§ The task
Extract verbatim every line from the one containing "Extract all readable text from this page." to the final line of the records below, inclusive, and exclude all pictures.

§ Task data
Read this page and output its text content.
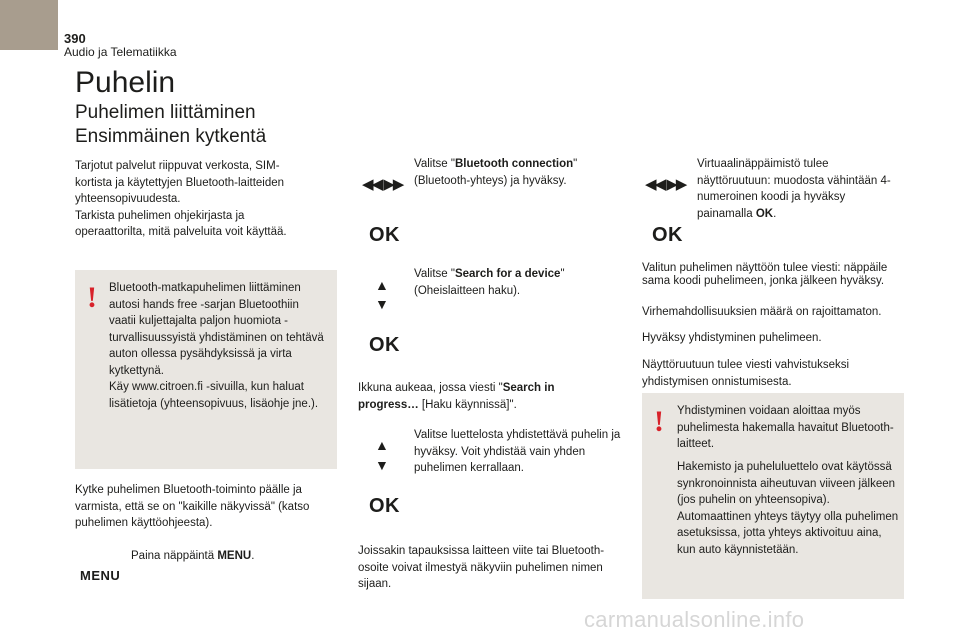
390
Audio ja Telematiikka
Puhelin
Puhelimen liittäminen
Ensimmäinen kytkentä
Tarjotut palvelut riippuvat verkosta, SIM-kortista ja käytettyjen Bluetooth-laitteiden yhteensopivuudesta.
Tarkista puhelimen ohjekirjasta ja operaattorilta, mitä palveluita voit käyttää.
! Bluetooth-matkapuhelimen liittäminen autosi hands free -sarjan Bluetoothiin vaatii kuljettajalta paljon huomiota - turvallisuussyistä yhdistäminen on tehtävä auton ollessa pysähdyksissä ja virta kytkettynä.
Käy www.citroen.fi -sivuilla, kun haluat lisätietoja (yhteensopivuus, lisäohje jne.).
Kytke puhelimen Bluetooth-toiminto päälle ja varmista, että se on "kaikille näkyvissä" (katso puhelimen käyttöohjeesta).
MENU
Paina näppäintä MENU.
◀◀ ▶▶
Valitse "Bluetooth connection" (Bluetooth-yhteys) ja hyväksy.
OK
▲
▼
Valitse "Search for a device" (Oheislaitteen haku).
OK
Ikkuna aukeaa, jossa viesti "Search in progress… [Haku käynnissä]".
▲
▼
Valitse luettelosta yhdistettävä puhelin ja hyväksy. Voit yhdistää vain yhden puhelimen kerrallaan.
OK
Joissakin tapauksissa laitteen viite tai Bluetooth-osoite voivat ilmestyä näkyviin puhelimen nimen sijaan.
◀◀ ▶▶
Virtuaalinäppäimistö tulee näyttöruutuun: muodosta vähintään 4-numeroinen koodi ja hyväksy painamalla OK.
OK
Valitun puhelimen näyttöön tulee viesti: näppäile sama koodi puhelimeen, jonka jälkeen hyväksy.
Virhemahdollisuuksien määrä on rajoittamaton.
Hyväksy yhdistyminen puhelimeen.
Näyttöruutuun tulee viesti vahvistukseksi yhdistymisen onnistumisesta.
! Yhdistyminen voidaan aloittaa myös puhelimesta hakemalla havaitut Bluetooth-laitteet.
Hakemisto ja puheluluettelo ovat käytössä synkronoinnista aiheutuvan viiveen jälkeen (jos puhelin on yhteensopiva).
Automaattinen yhteys täytyy olla puhelimen asetuksissa, jotta yhteys aktivoituu aina, kun auto käynnistetään.
carmanualsonline.info
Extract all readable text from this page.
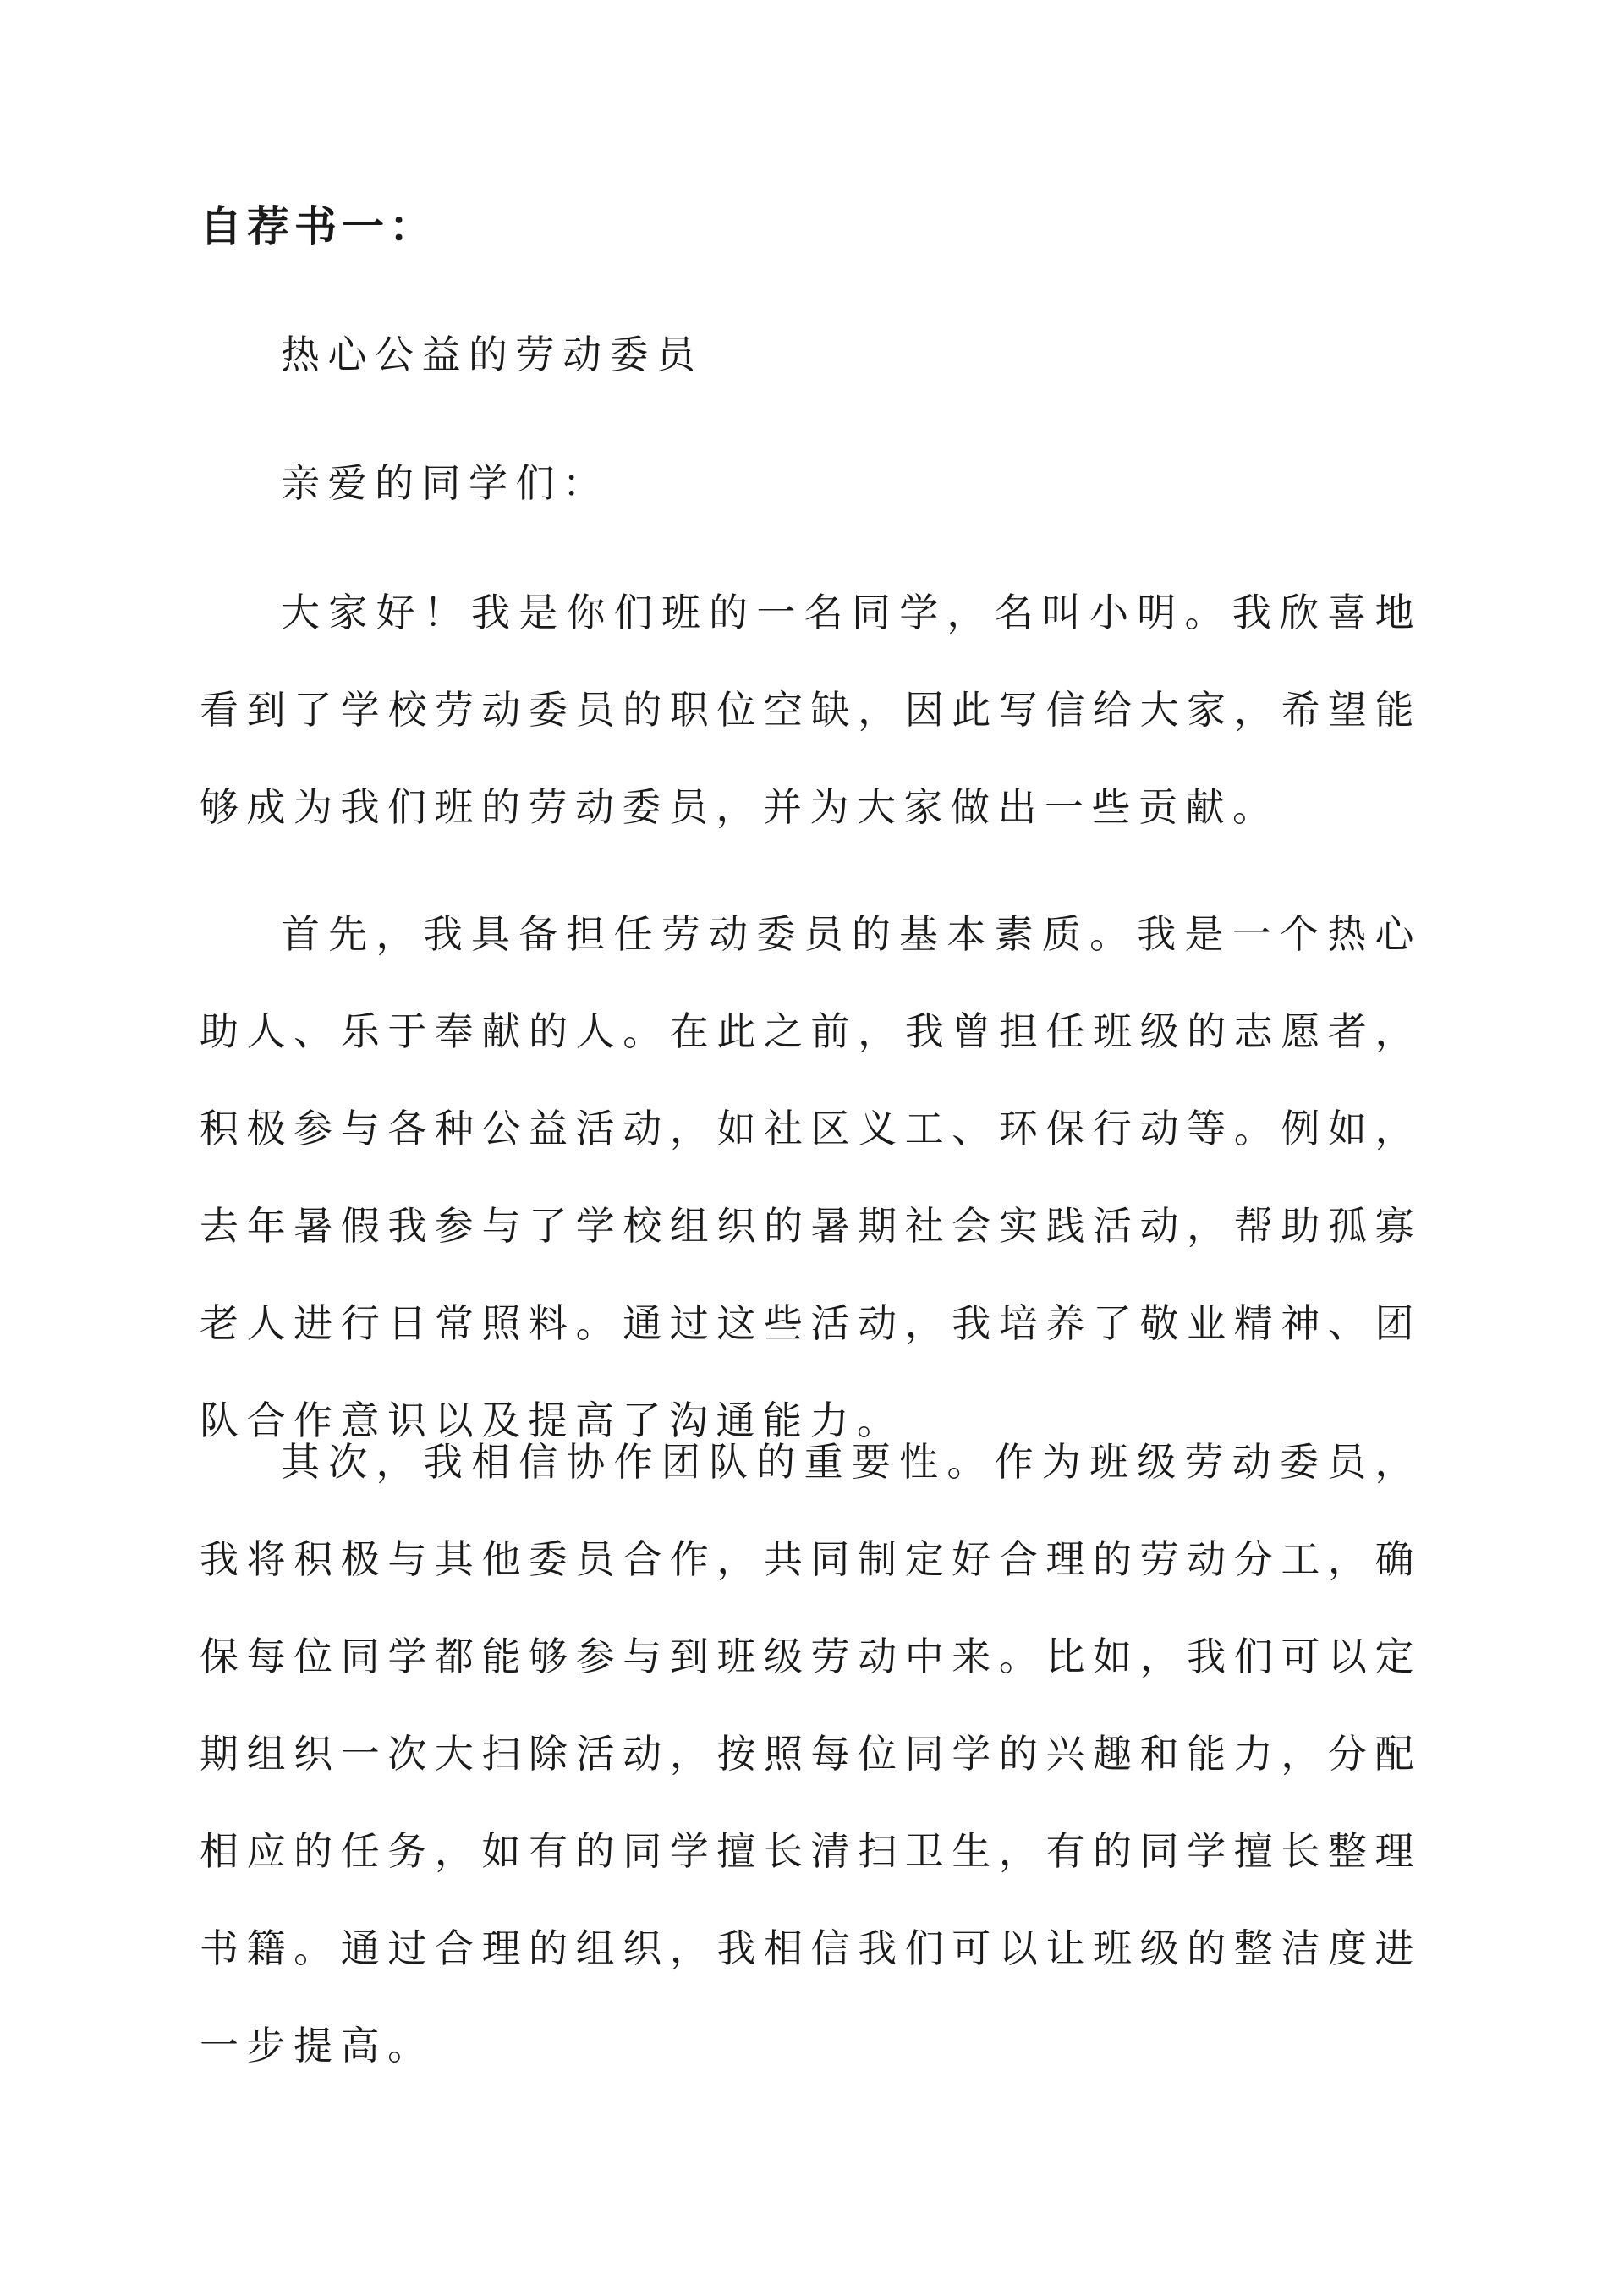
自荐书一：

热心公益的劳动委员

亲爱的同学们：

大家好！我是你们班的一名同学，名叫小明。我欣喜地看到了学校劳动委员的职位空缺，因此写信给大家，希望能够成为我们班的劳动委员，并为大家做出一些贡献。

首先，我具备担任劳动委员的基本素质。我是一个热心助人、乐于奉献的人。在此之前，我曾担任班级的志愿者，积极参与各种公益活动，如社区义工、环保行动等。例如，去年暑假我参与了学校组织的暑期社会实践活动，帮助孤寡老人进行日常照料。通过这些活动，我培养了敬业精神、团队合作意识以及提高了沟通能力。

其次，我相信协作团队的重要性。作为班级劳动委员，我将积极与其他委员合作，共同制定好合理的劳动分工，确保每位同学都能够参与到班级劳动中来。比如，我们可以定期组织一次大扫除活动，按照每位同学的兴趣和能力，分配相应的任务，如有的同学擅长清扫卫生，有的同学擅长整理书籍。通过合理的组织，我相信我们可以让班级的整洁度进一步提高。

§ Output of the exercise
Extract all readable text from this page.
自荐书一：

热心公益的劳动委员

亲爱的同学们：

大家好！我是你们班的一名同学，名叫小明。我欣喜地看到了学校劳动委员的职位空缺，因此写信给大家，希望能够成为我们班的劳动委员，并为大家做出一些贡献。

首先，我具备担任劳动委员的基本素质。我是一个热心助人、乐于奉献的人。在此之前，我曾担任班级的志愿者，积极参与各种公益活动，如社区义工、环保行动等。例如，去年暑假我参与了学校组织的暑期社会实践活动，帮助孤寡老人进行日常照料。通过这些活动，我培养了敬业精神、团队合作意识以及提高了沟通能力。

其次，我相信协作团队的重要性。作为班级劳动委员，我将积极与其他委员合作，共同制定好合理的劳动分工，确保每位同学都能够参与到班级劳动中来。比如，我们可以定期组织一次大扫除活动，按照每位同学的兴趣和能力，分配相应的任务，如有的同学擅长清扫卫生，有的同学擅长整理书籍。通过合理的组织，我相信我们可以让班级的整洁度进一步提高。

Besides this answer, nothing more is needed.